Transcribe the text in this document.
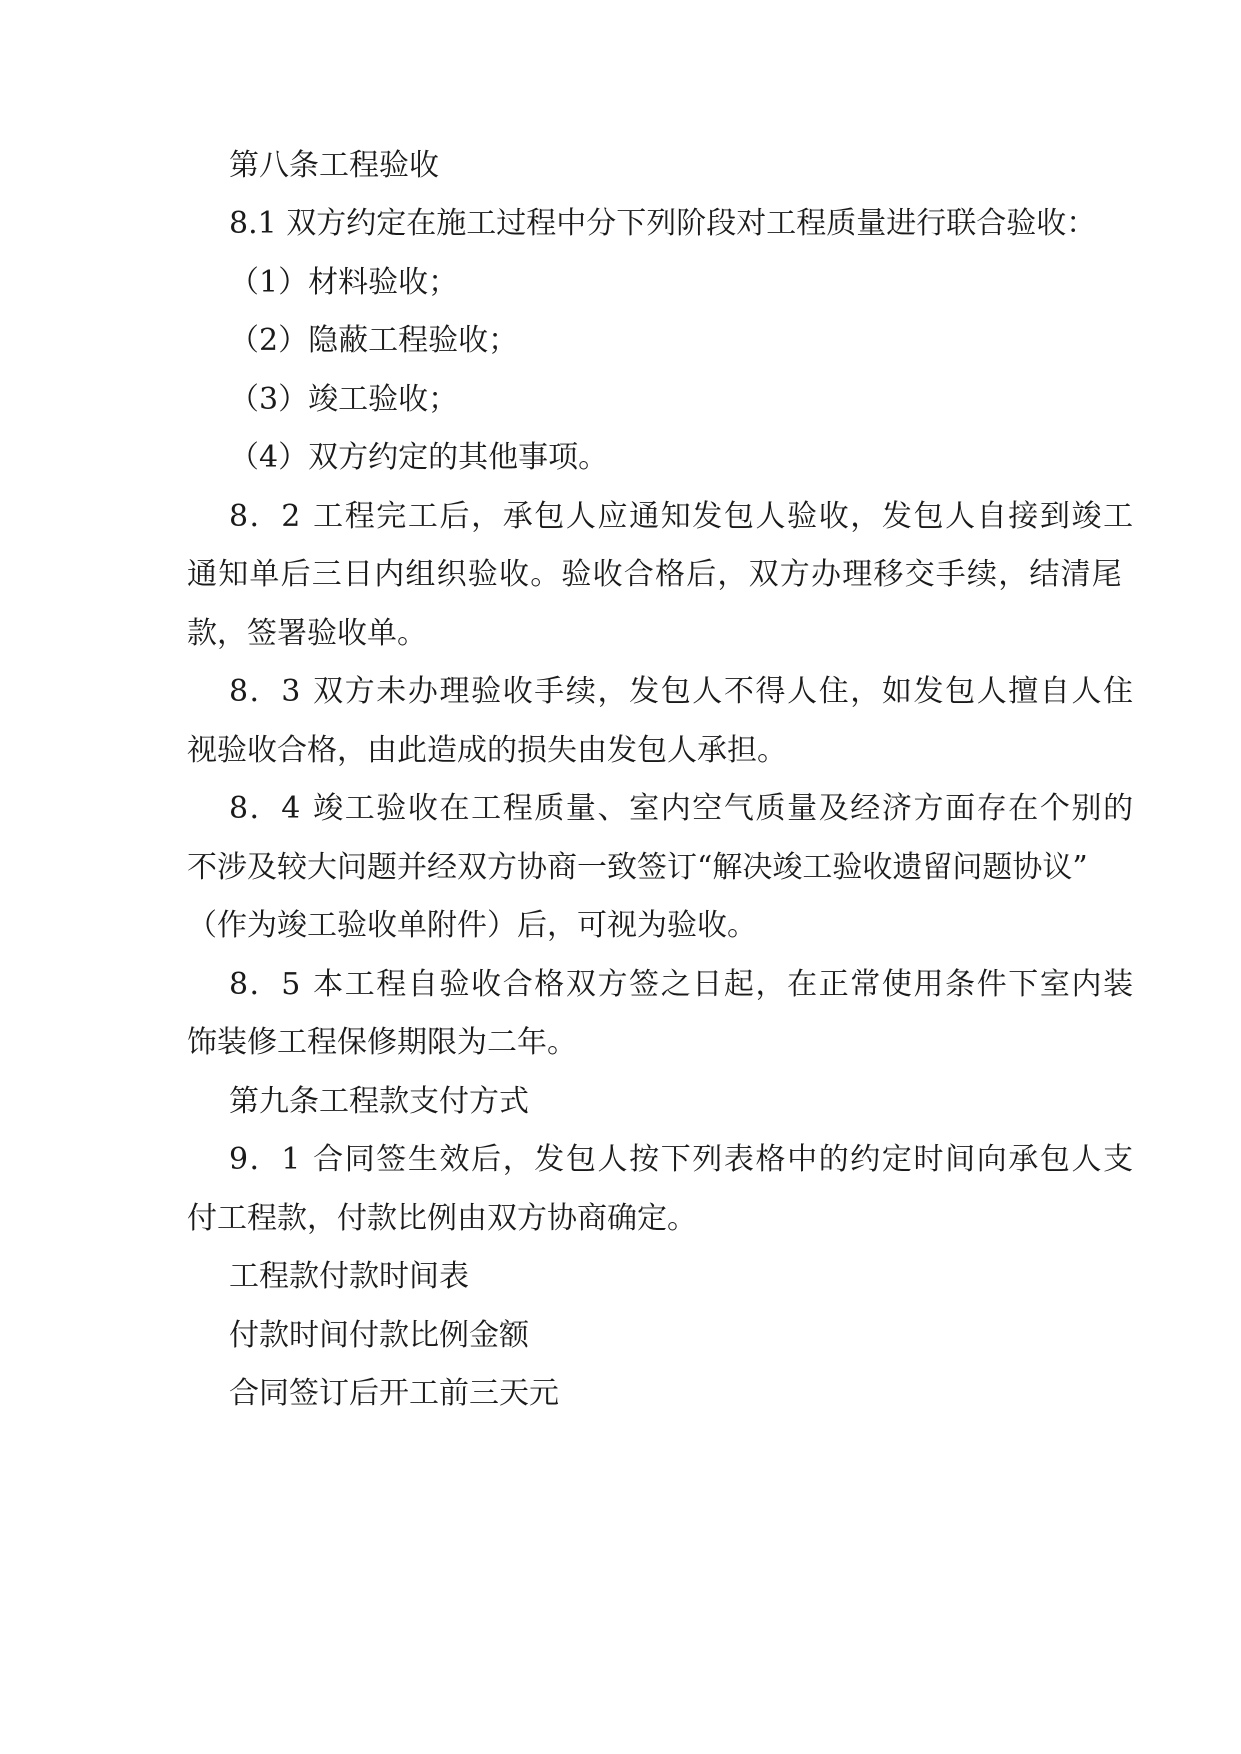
第八条工程验收
8.1 双方约定在施工过程中分下列阶段对工程质量进行联合验收：
（1）材料验收；
（2）隐蔽工程验收；
（3）竣工验收；
（4）双方约定的其他事项。
8．2 工程完工后，承包人应通知发包人验收，发包人自接到竣工
通知单后三日内组织验收。验收合格后，双方办理移交手续，结清尾
款，签署验收单。
8．3 双方未办理验收手续，发包人不得人住，如发包人擅自人住
视验收合格，由此造成的损失由发包人承担。
8．4 竣工验收在工程质量、室内空气质量及经济方面存在个别的
不涉及较大问题并经双方协商一致签订“解决竣工验收遗留问题协议”
（作为竣工验收单附件）后，可视为验收。
8．5 本工程自验收合格双方签之日起，在正常使用条件下室内装
饰装修工程保修期限为二年。
第九条工程款支付方式
9．1 合同签生效后，发包人按下列表格中的约定时间向承包人支
付工程款，付款比例由双方协商确定。
工程款付款时间表
付款时间付款比例金额
合同签订后开工前三天元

◇ ◇ ◇ ◇ ◇ ◇ ◇

- [PROMPT] In your copy, repeat each record exactly and include no pictures.

- [TASK RESPONSE]
Transcribe the text in this document.
第八条工程验收
8.1 双方约定在施工过程中分下列阶段对工程质量进行联合验收：
（1）材料验收；
（2）隐蔽工程验收；
（3）竣工验收；
（4）双方约定的其他事项。
8．2 工程完工后，承包人应通知发包人验收，发包人自接到竣工
通知单后三日内组织验收。验收合格后，双方办理移交手续，结清尾
款，签署验收单。
8．3 双方未办理验收手续，发包人不得人住，如发包人擅自人住
视验收合格，由此造成的损失由发包人承担。
8．4 竣工验收在工程质量、室内空气质量及经济方面存在个别的
不涉及较大问题并经双方协商一致签订“解决竣工验收遗留问题协议”
（作为竣工验收单附件）后，可视为验收。
8．5 本工程自验收合格双方签之日起，在正常使用条件下室内装
饰装修工程保修期限为二年。
第九条工程款支付方式
9．1 合同签生效后，发包人按下列表格中的约定时间向承包人支
付工程款，付款比例由双方协商确定。
工程款付款时间表
付款时间付款比例金额
合同签订后开工前三天元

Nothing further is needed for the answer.